*Given instruction*: Copy the data that follows exactly. Include no pictures.

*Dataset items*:
######

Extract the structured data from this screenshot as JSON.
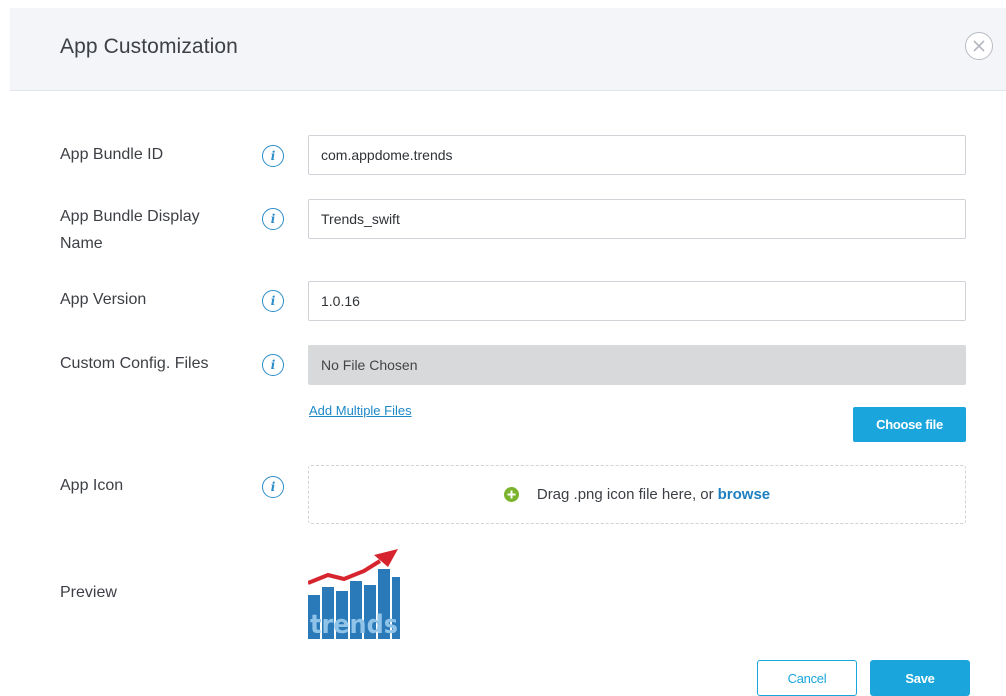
{
  "dialog": {
    "title": "App Customization",
    "close_icon": "close-icon"
  },
  "form": {
    "bundle_id": {
      "label": "App Bundle ID",
      "value": "com.appdome.trends",
      "info_icon": "info-icon"
    },
    "display_name": {
      "label": "App Bundle Display Name",
      "value": "Trends_swift",
      "info_icon": "info-icon"
    },
    "version": {
      "label": "App Version",
      "value": "1.0.16",
      "info_icon": "info-icon"
    },
    "config_files": {
      "label": "Custom Config. Files",
      "value": "No File Chosen",
      "add_multiple_link": "Add Multiple Files",
      "choose_button": "Choose file",
      "info_icon": "info-icon"
    },
    "app_icon": {
      "label": "App Icon",
      "drop_text": "Drag .png icon file here, or",
      "browse_link": "browse",
      "plus_icon": "plus-circle-icon",
      "info_icon": "info-icon"
    },
    "preview": {
      "label": "Preview",
      "image_text": "trends",
      "image_icon": "trends-app-icon"
    }
  },
  "footer": {
    "cancel_label": "Cancel",
    "save_label": "Save"
  },
  "colors": {
    "accent": "#1aa6dc",
    "link": "#1e88c7",
    "header_bg": "#f3f5f8",
    "plus_green": "#7bb32e",
    "preview_blue": "#2a79b8",
    "preview_red": "#d7252f"
  }
}
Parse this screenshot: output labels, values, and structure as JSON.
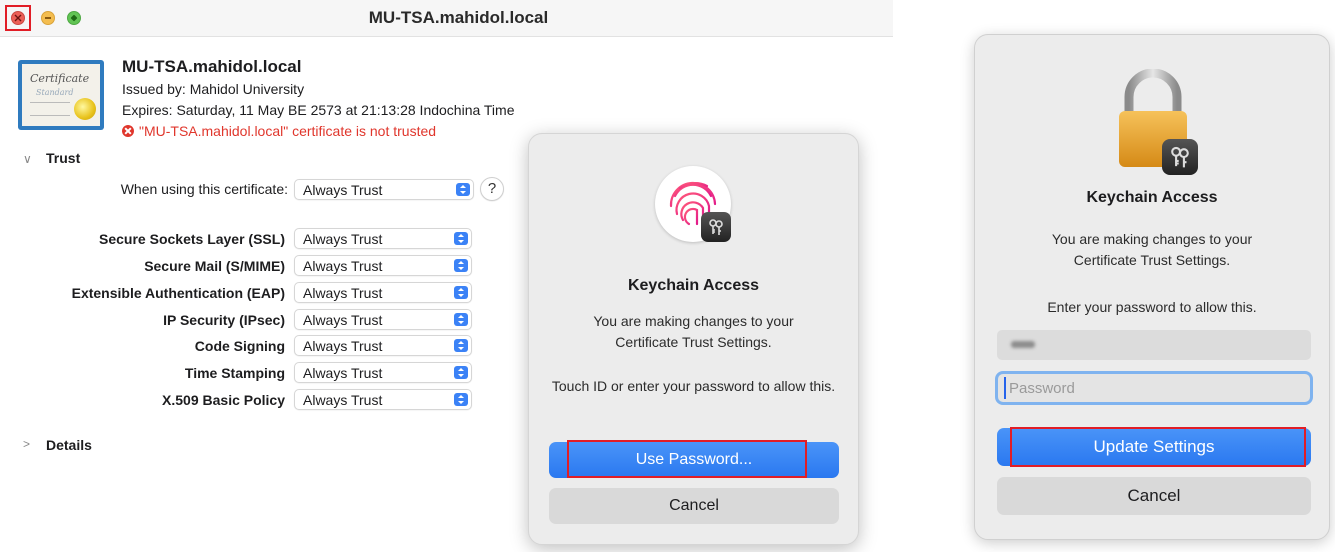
{
  "window": {
    "title": "MU-TSA.mahidol.local"
  },
  "certificate": {
    "name": "MU-TSA.mahidol.local",
    "issued_by": "Issued by: Mahidol University",
    "expires": "Expires: Saturday, 11 May BE 2573 at 21:13:28 Indochina Time",
    "warning": "\"MU-TSA.mahidol.local\" certificate is not trusted",
    "icon_text_1": "Certificate",
    "icon_text_2": "Standard"
  },
  "trust": {
    "section_label": "Trust",
    "when_using_label": "When using this certificate:",
    "when_using_value": "Always Trust",
    "help_label": "?",
    "rows": [
      {
        "label": "Secure Sockets Layer (SSL)",
        "value": "Always Trust"
      },
      {
        "label": "Secure Mail (S/MIME)",
        "value": "Always Trust"
      },
      {
        "label": "Extensible Authentication (EAP)",
        "value": "Always Trust"
      },
      {
        "label": "IP Security (IPsec)",
        "value": "Always Trust"
      },
      {
        "label": "Code Signing",
        "value": "Always Trust"
      },
      {
        "label": "Time Stamping",
        "value": "Always Trust"
      },
      {
        "label": "X.509 Basic Policy",
        "value": "Always Trust"
      }
    ]
  },
  "details": {
    "section_label": "Details"
  },
  "touch_dialog": {
    "title": "Keychain Access",
    "message": "You are making changes to your Certificate Trust Settings.",
    "prompt": "Touch ID or enter your password to allow this.",
    "use_password_label": "Use Password...",
    "cancel_label": "Cancel"
  },
  "password_dialog": {
    "title": "Keychain Access",
    "message": "You are making changes to your Certificate Trust Settings.",
    "prompt": "Enter your password to allow this.",
    "password_placeholder": "Password",
    "update_label": "Update Settings",
    "cancel_label": "Cancel"
  },
  "colors": {
    "accent_blue": "#2a78f0",
    "warning_red": "#e0362c",
    "highlight_red": "#e11d26"
  }
}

######

*Reply to the exercise*:
Extract the structured data from this screenshot as JSON.
{
  "dialog": {
    "title": "App Customization",
    "close_icon": "close-icon"
  },
  "form": {
    "bundle_id": {
      "label": "App Bundle ID",
      "value": "com.appdome.trends",
      "info_icon": "info-icon"
    },
    "display_name": {
      "label": "App Bundle Display Name",
      "value": "Trends_swift",
      "info_icon": "info-icon"
    },
    "version": {
      "label": "App Version",
      "value": "1.0.16",
      "info_icon": "info-icon"
    },
    "config_files": {
      "label": "Custom Config. Files",
      "value": "No File Chosen",
      "add_multiple_link": "Add Multiple Files",
      "choose_button": "Choose file",
      "info_icon": "info-icon"
    },
    "app_icon": {
      "label": "App Icon",
      "drop_text": "Drag .png icon file here, or",
      "browse_link": "browse",
      "plus_icon": "plus-circle-icon",
      "info_icon": "info-icon"
    },
    "preview": {
      "label": "Preview",
      "image_text": "trends",
      "image_icon": "trends-app-icon"
    }
  },
  "footer": {
    "cancel_label": "Cancel",
    "save_label": "Save"
  },
  "colors": {
    "accent": "#1aa6dc",
    "link": "#1e88c7",
    "header_bg": "#f3f5f8",
    "plus_green": "#7bb32e",
    "preview_blue": "#2a79b8",
    "preview_red": "#d7252f"
  }
}
Parse this screenshot: output labels, values, and structure as JSON.
{
  "window": {
    "title": "MU-TSA.mahidol.local"
  },
  "certificate": {
    "name": "MU-TSA.mahidol.local",
    "issued_by": "Issued by: Mahidol University",
    "expires": "Expires: Saturday, 11 May BE 2573 at 21:13:28 Indochina Time",
    "warning": "\"MU-TSA.mahidol.local\" certificate is not trusted",
    "icon_text_1": "Certificate",
    "icon_text_2": "Standard"
  },
  "trust": {
    "section_label": "Trust",
    "when_using_label": "When using this certificate:",
    "when_using_value": "Always Trust",
    "help_label": "?",
    "rows": [
      {
        "label": "Secure Sockets Layer (SSL)",
        "value": "Always Trust"
      },
      {
        "label": "Secure Mail (S/MIME)",
        "value": "Always Trust"
      },
      {
        "label": "Extensible Authentication (EAP)",
        "value": "Always Trust"
      },
      {
        "label": "IP Security (IPsec)",
        "value": "Always Trust"
      },
      {
        "label": "Code Signing",
        "value": "Always Trust"
      },
      {
        "label": "Time Stamping",
        "value": "Always Trust"
      },
      {
        "label": "X.509 Basic Policy",
        "value": "Always Trust"
      }
    ]
  },
  "details": {
    "section_label": "Details"
  },
  "touch_dialog": {
    "title": "Keychain Access",
    "message": "You are making changes to your Certificate Trust Settings.",
    "prompt": "Touch ID or enter your password to allow this.",
    "use_password_label": "Use Password...",
    "cancel_label": "Cancel"
  },
  "password_dialog": {
    "title": "Keychain Access",
    "message": "You are making changes to your Certificate Trust Settings.",
    "prompt": "Enter your password to allow this.",
    "password_placeholder": "Password",
    "update_label": "Update Settings",
    "cancel_label": "Cancel"
  },
  "colors": {
    "accent_blue": "#2a78f0",
    "warning_red": "#e0362c",
    "highlight_red": "#e11d26"
  }
}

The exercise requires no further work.